### Exercise details
Write only the number of lines holding the string "cumulative".

--- Start Records for this task ---

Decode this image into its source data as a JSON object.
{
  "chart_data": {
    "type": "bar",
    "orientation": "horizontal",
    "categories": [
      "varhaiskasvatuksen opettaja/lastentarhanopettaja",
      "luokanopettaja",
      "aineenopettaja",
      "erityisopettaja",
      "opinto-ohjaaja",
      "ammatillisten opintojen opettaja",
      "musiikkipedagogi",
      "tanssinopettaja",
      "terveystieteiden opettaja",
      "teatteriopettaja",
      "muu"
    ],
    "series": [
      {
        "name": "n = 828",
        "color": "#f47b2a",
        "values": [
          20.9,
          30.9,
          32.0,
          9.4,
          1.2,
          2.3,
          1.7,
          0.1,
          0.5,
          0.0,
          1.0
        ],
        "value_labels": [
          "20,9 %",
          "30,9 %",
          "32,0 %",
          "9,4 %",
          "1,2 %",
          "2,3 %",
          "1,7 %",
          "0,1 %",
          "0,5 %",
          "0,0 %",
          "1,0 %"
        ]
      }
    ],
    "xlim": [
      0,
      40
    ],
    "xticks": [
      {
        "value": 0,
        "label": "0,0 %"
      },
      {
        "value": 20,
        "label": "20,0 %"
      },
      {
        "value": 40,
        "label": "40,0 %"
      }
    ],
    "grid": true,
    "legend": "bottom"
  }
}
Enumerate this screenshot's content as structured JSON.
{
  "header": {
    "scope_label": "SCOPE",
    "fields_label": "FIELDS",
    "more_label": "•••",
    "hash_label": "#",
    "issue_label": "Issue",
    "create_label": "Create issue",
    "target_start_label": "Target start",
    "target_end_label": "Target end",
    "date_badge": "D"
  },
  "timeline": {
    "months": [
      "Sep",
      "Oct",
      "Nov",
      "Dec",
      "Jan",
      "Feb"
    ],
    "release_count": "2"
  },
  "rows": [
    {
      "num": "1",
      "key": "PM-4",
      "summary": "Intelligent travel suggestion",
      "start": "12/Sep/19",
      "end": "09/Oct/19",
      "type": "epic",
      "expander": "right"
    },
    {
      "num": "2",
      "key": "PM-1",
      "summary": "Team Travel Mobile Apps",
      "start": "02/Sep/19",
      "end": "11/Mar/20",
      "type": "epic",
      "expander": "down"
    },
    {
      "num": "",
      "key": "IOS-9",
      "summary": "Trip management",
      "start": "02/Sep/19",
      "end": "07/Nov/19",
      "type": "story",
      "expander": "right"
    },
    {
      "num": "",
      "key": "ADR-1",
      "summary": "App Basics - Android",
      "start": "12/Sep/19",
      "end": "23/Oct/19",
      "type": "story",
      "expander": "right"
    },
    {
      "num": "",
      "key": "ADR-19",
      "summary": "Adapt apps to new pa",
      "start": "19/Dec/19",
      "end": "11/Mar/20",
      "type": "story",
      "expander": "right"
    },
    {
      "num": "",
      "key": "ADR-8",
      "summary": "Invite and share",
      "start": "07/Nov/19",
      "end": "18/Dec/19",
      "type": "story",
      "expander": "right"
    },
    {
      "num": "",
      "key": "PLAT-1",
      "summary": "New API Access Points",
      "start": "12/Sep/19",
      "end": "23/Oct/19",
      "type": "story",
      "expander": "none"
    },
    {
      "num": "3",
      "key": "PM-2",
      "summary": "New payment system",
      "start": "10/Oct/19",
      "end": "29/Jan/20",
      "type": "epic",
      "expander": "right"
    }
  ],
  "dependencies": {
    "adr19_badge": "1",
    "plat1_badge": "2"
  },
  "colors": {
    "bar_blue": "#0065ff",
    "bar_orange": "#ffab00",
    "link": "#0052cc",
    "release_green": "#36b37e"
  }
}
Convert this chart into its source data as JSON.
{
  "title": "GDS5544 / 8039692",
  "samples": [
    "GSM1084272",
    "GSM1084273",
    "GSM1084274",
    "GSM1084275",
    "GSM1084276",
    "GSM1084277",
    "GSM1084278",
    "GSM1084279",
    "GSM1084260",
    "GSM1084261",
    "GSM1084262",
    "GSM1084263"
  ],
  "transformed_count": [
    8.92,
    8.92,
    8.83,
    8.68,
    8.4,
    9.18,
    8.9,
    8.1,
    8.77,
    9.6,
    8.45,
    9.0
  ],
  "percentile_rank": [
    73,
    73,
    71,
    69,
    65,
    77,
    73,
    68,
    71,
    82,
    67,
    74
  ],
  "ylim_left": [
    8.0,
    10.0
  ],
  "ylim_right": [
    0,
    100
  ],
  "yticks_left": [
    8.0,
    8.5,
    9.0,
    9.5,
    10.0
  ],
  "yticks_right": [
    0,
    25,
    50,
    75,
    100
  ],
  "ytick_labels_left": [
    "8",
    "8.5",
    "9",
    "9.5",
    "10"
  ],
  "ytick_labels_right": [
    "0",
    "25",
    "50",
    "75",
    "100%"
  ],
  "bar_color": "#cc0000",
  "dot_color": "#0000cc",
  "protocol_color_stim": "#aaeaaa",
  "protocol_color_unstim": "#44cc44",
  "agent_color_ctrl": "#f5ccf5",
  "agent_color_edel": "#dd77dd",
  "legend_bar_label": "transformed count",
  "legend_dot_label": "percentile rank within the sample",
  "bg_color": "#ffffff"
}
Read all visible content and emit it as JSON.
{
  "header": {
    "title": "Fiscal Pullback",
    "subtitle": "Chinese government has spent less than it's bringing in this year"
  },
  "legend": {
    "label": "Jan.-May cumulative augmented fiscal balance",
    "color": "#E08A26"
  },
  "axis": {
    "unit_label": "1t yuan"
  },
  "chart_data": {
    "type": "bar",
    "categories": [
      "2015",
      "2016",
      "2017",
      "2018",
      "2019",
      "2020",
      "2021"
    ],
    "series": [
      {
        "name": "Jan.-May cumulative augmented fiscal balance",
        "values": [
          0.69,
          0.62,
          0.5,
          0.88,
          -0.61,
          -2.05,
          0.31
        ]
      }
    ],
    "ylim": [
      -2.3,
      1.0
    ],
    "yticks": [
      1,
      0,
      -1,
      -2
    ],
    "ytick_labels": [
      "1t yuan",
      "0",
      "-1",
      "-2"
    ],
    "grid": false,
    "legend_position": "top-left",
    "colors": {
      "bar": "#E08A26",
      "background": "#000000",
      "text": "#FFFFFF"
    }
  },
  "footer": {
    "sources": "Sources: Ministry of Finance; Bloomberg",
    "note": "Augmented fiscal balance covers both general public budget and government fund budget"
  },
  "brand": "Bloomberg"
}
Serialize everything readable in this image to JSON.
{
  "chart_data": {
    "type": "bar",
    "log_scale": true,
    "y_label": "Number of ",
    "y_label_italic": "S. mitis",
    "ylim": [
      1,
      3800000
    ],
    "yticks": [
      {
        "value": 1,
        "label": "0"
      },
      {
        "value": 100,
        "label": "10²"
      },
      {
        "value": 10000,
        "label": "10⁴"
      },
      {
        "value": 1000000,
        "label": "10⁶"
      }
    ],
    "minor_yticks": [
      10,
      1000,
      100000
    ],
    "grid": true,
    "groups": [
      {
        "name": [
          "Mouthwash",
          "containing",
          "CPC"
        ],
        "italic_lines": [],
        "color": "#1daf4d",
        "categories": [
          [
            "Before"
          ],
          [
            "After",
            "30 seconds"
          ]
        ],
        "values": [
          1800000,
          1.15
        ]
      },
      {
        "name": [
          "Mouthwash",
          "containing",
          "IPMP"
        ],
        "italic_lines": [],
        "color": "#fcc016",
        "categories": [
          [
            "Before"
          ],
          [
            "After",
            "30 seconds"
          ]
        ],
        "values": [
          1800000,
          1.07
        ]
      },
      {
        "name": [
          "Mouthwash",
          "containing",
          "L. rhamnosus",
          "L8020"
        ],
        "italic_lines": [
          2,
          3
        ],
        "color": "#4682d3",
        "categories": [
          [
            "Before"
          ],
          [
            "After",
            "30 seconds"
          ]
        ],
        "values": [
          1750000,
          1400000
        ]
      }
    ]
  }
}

--- End Records for this task ---

### Task output
2